● **Exercise prompt**: In the book review passage below, reproduce word for word the stretch from "It is safe to" through "more perfect manner.".

>> Begin Supplied passage

It is safe to assume that I enjoyed this title from start to finish but the thing I loved the very most were the concluding two chapters. I don't want to spoil it for anyone who might not have read this title already but I will say that the books ends with a tight focus on Anne and Gilbert's marriage. In these chapters we see her "realistically." She is weary from keeping up with general life. She and Gilbert are run down and overly busy. They discover that they still have things to work out in their relationship but they remain committed to each other and their future. It was good to see Anne endure a long day or two and have some misgivings about herself. It was good to "hear" her process her marriage, to see them fight and laugh and cry a little too. I don't think Montgomery could have ended this particular "chapter" of Anne's life in a more perfect manner.

>> End Supplied passage
>> Begin Records supplied

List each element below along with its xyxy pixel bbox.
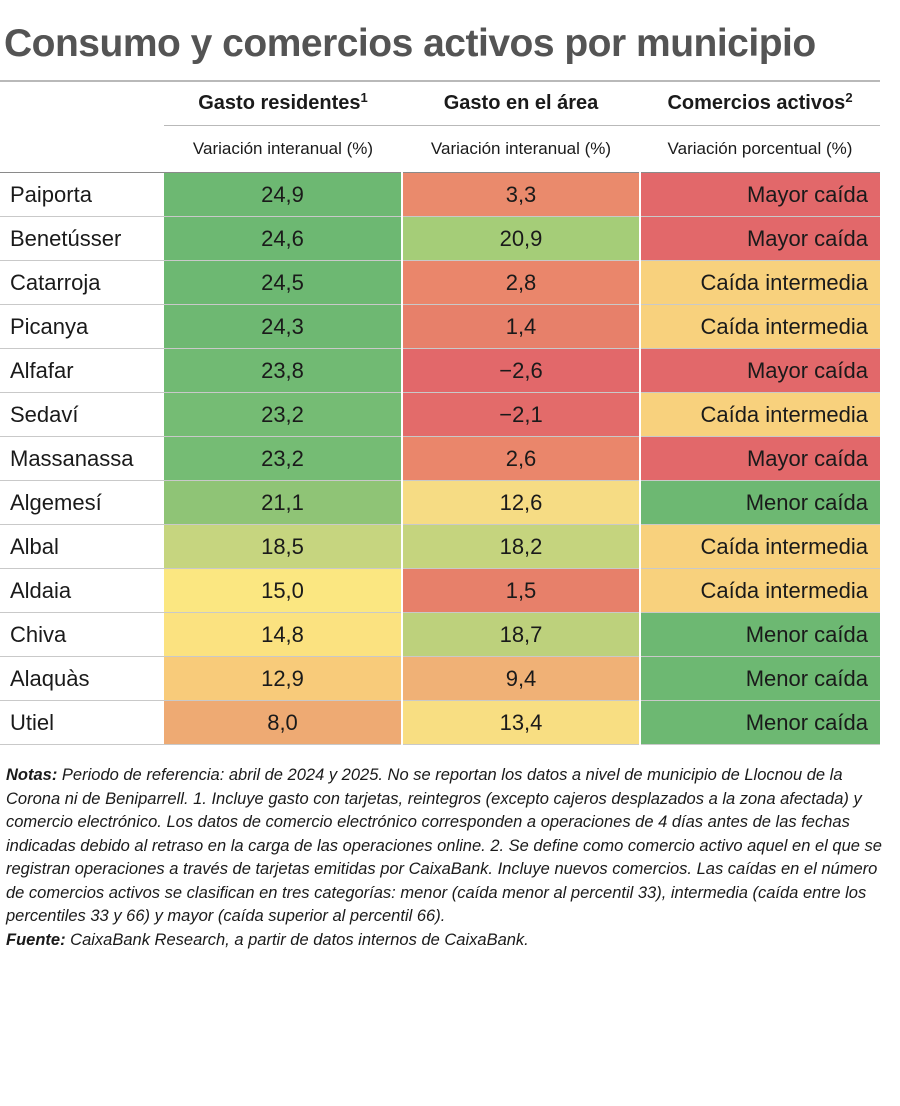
table-row: Paiporta 24,9 3,3 Mayor caída	[0, 172, 880, 217]
gasto-residentes-cell: 24,9	[164, 172, 403, 217]
notes-block: Notas: Periodo de referencia: abril de 2…	[6, 764, 886, 952]
municipio-cell: Alfafar	[0, 348, 164, 393]
gasto-residentes-cell: 12,9	[164, 656, 403, 701]
comercios-activos-cell: Mayor caída	[640, 348, 880, 393]
notes-label: Notas:	[6, 766, 58, 784]
chart-title: Consumo y comercios activos por municipi…	[4, 22, 816, 65]
header-row: Gasto residentes1 Gasto en el área Comer…	[0, 82, 880, 126]
gasto-area-cell: 9,4	[402, 656, 641, 701]
gasto-residentes-cell: 23,8	[164, 348, 403, 393]
footnote-marker: 2	[845, 90, 853, 105]
col-header-comercios-activos: Comercios activos2	[640, 82, 880, 126]
table-row: Sedaví 23,2 −2,1 Caída intermedia	[0, 392, 880, 437]
municipio-cell: Aldaia	[0, 568, 164, 613]
gasto-area-cell: 12,6	[402, 480, 641, 525]
table-row: Utiel 8,0 13,4 Menor caída	[0, 700, 880, 745]
comercios-activos-cell: Caída intermedia	[640, 304, 880, 349]
municipio-cell: Massanassa	[0, 436, 164, 481]
col-label: Comercios activos	[667, 92, 846, 114]
gasto-area-cell: −2,1	[402, 392, 641, 437]
comercios-activos-cell: Caída intermedia	[640, 524, 880, 569]
col-header-gasto-area: Gasto en el área	[402, 82, 640, 126]
gasto-area-cell: −2,6	[402, 348, 641, 393]
comercios-activos-cell: Menor caída	[640, 480, 880, 525]
table-row: Aldaia 15,0 1,5 Caída intermedia	[0, 568, 880, 613]
comercios-activos-cell: Menor caída	[640, 656, 880, 701]
col-header-gasto-residentes: Gasto residentes1	[164, 82, 402, 126]
gasto-residentes-cell: 21,1	[164, 480, 403, 525]
gasto-area-cell: 2,6	[402, 436, 641, 481]
comercios-activos-cell: Caída intermedia	[640, 260, 880, 305]
col-label: Gasto residentes	[198, 92, 361, 114]
gasto-residentes-cell: 15,0	[164, 568, 403, 613]
table-row: Picanya 24,3 1,4 Caída intermedia	[0, 304, 880, 349]
notes-text: Periodo de referencia: abril de 2024 y 2…	[6, 766, 882, 925]
gasto-area-cell: 20,9	[402, 216, 641, 261]
title-rule	[0, 80, 880, 82]
comercios-activos-cell: Caída intermedia	[640, 392, 880, 437]
table-row: Benetússer 24,6 20,9 Mayor caída	[0, 216, 880, 261]
table-row: Massanassa 23,2 2,6 Mayor caída	[0, 436, 880, 481]
comercios-activos-cell: Menor caída	[640, 700, 880, 745]
comercios-activos-cell: Mayor caída	[640, 216, 880, 261]
gasto-residentes-cell: 24,3	[164, 304, 403, 349]
data-table: Gasto residentes1 Gasto en el área Comer…	[0, 82, 880, 745]
subheader-row: Variación interanual (%) Variación inter…	[0, 125, 880, 173]
gasto-area-cell: 18,2	[402, 524, 641, 569]
gasto-residentes-cell: 23,2	[164, 392, 403, 437]
gasto-area-cell: 13,4	[402, 700, 641, 745]
gasto-area-cell: 2,8	[402, 260, 641, 305]
gasto-residentes-cell: 24,6	[164, 216, 403, 261]
municipio-cell: Albal	[0, 524, 164, 569]
header-corner	[0, 82, 164, 126]
source-label: Fuente:	[6, 930, 66, 949]
table-row: Chiva 14,8 18,7 Menor caída	[0, 612, 880, 657]
municipio-cell: Algemesí	[0, 480, 164, 525]
gasto-area-cell: 3,3	[402, 172, 641, 217]
gasto-residentes-cell: 18,5	[164, 524, 403, 569]
municipio-cell: Benetússer	[0, 216, 164, 261]
col-sublabel-gasto-residentes: Variación interanual (%)	[164, 125, 402, 173]
gasto-residentes-cell: 14,8	[164, 612, 403, 657]
notes-paragraph: Notas: Periodo de referencia: abril de 2…	[6, 764, 886, 929]
gasto-residentes-cell: 24,5	[164, 260, 403, 305]
gasto-area-cell: 1,4	[402, 304, 641, 349]
comercios-activos-cell: Mayor caída	[640, 172, 880, 217]
municipio-cell: Paiporta	[0, 172, 164, 217]
table-row: Catarroja 24,5 2,8 Caída intermedia	[0, 260, 880, 305]
footnote-marker: 1	[360, 90, 368, 105]
municipio-cell: Catarroja	[0, 260, 164, 305]
table-row: Albal 18,5 18,2 Caída intermedia	[0, 524, 880, 569]
source-text: CaixaBank Research, a partir de datos in…	[65, 930, 529, 949]
municipio-cell: Alaquàs	[0, 656, 164, 701]
table-row: Alaquàs 12,9 9,4 Menor caída	[0, 656, 880, 701]
comercios-activos-cell: Menor caída	[640, 612, 880, 657]
municipio-cell: Picanya	[0, 304, 164, 349]
gasto-residentes-cell: 8,0	[164, 700, 403, 745]
municipio-cell: Chiva	[0, 612, 164, 657]
col-sublabel-gasto-area: Variación interanual (%)	[402, 125, 640, 173]
gasto-residentes-cell: 23,2	[164, 436, 403, 481]
table-row: Algemesí 21,1 12,6 Menor caída	[0, 480, 880, 525]
subheader-corner	[0, 125, 164, 173]
col-label: Gasto en el área	[443, 92, 599, 114]
col-sublabel-comercios-activos: Variación porcentual (%)	[640, 125, 880, 173]
table-body: Paiporta 24,9 3,3 Mayor caída Benetússer 24,6…	[0, 172, 880, 745]
comercios-activos-cell: Mayor caída	[640, 436, 880, 481]
source-paragraph: Fuente: CaixaBank Research, a partir de …	[6, 929, 886, 953]
table-row: Alfafar 23,8 −2,6 Mayor caída	[0, 348, 880, 393]
comercios-activos-cell: Caída intermedia	[640, 568, 880, 613]
municipio-cell: Utiel	[0, 700, 164, 745]
gasto-area-cell: 18,7	[402, 612, 641, 657]
gasto-area-cell: 1,5	[402, 568, 641, 613]
municipio-cell: Sedaví	[0, 392, 164, 437]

>> End Records supplied

● **Written response**:
It is safe to assume that I enjoyed this title from start to finish but the thing I loved the very most were the concluding two chapters. I don't want to spoil it for anyone who might not have read this title already but I will say that the books ends with a tight focus on Anne and Gilbert's marriage. In these chapters we see her "realistically." She is weary from keeping up with general life. She and Gilbert are run down and overly busy. They discover that they still have things to work out in their relationship but they remain committed to each other and their future. It was good to see Anne endure a long day or two and have some misgivings about herself. It was good to "hear" her process her marriage, to see them fight and laugh and cry a little too. I don't think Montgomery could have ended this particular "chapter" of Anne's life in a more perfect manner.